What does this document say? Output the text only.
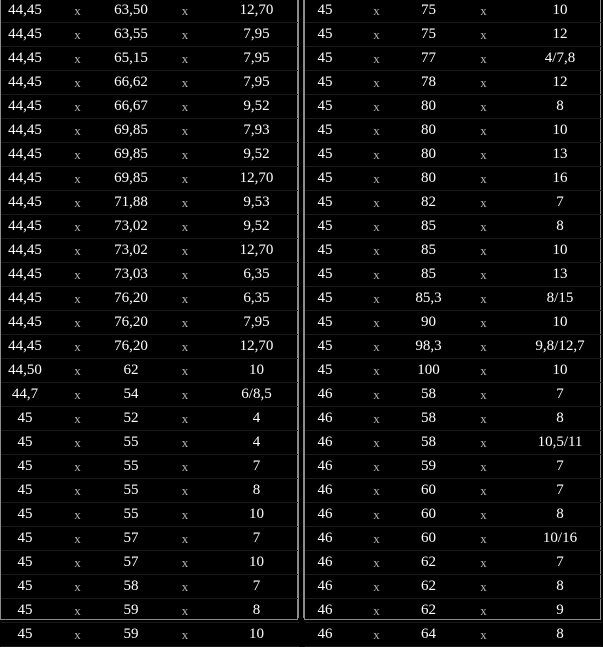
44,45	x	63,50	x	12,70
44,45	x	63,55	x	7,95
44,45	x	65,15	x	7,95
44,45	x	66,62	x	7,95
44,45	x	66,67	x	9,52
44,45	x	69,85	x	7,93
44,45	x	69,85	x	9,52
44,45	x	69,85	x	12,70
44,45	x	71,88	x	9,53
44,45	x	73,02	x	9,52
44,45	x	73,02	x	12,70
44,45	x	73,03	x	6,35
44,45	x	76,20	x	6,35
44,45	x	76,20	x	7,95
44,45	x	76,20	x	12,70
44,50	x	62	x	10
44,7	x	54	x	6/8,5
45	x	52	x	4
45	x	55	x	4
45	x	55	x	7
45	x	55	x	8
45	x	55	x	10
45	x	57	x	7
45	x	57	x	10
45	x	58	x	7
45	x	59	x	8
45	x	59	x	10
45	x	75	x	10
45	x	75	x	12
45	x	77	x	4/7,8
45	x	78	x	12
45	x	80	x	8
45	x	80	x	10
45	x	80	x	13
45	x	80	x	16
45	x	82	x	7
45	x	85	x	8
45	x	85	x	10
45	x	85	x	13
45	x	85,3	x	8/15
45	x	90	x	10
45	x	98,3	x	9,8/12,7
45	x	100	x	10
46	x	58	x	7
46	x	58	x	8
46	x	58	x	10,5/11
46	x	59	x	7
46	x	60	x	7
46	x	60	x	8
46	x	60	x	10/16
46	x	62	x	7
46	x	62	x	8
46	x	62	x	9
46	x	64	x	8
----
The request: Leave out the pictures and output the rest of the material exactly as written.

Exercise solution:
What does this document say? Output the text only.
44,45	x	63,50	x	12,70
44,45	x	63,55	x	7,95
44,45	x	65,15	x	7,95
44,45	x	66,62	x	7,95
44,45	x	66,67	x	9,52
44,45	x	69,85	x	7,93
44,45	x	69,85	x	9,52
44,45	x	69,85	x	12,70
44,45	x	71,88	x	9,53
44,45	x	73,02	x	9,52
44,45	x	73,02	x	12,70
44,45	x	73,03	x	6,35
44,45	x	76,20	x	6,35
44,45	x	76,20	x	7,95
44,45	x	76,20	x	12,70
44,50	x	62	x	10
44,7	x	54	x	6/8,5
45	x	52	x	4
45	x	55	x	4
45	x	55	x	7
45	x	55	x	8
45	x	55	x	10
45	x	57	x	7
45	x	57	x	10
45	x	58	x	7
45	x	59	x	8
45	x	59	x	10
45	x	75	x	10
45	x	75	x	12
45	x	77	x	4/7,8
45	x	78	x	12
45	x	80	x	8
45	x	80	x	10
45	x	80	x	13
45	x	80	x	16
45	x	82	x	7
45	x	85	x	8
45	x	85	x	10
45	x	85	x	13
45	x	85,3	x	8/15
45	x	90	x	10
45	x	98,3	x	9,8/12,7
45	x	100	x	10
46	x	58	x	7
46	x	58	x	8
46	x	58	x	10,5/11
46	x	59	x	7
46	x	60	x	7
46	x	60	x	8
46	x	60	x	10/16
46	x	62	x	7
46	x	62	x	8
46	x	62	x	9
46	x	64	x	8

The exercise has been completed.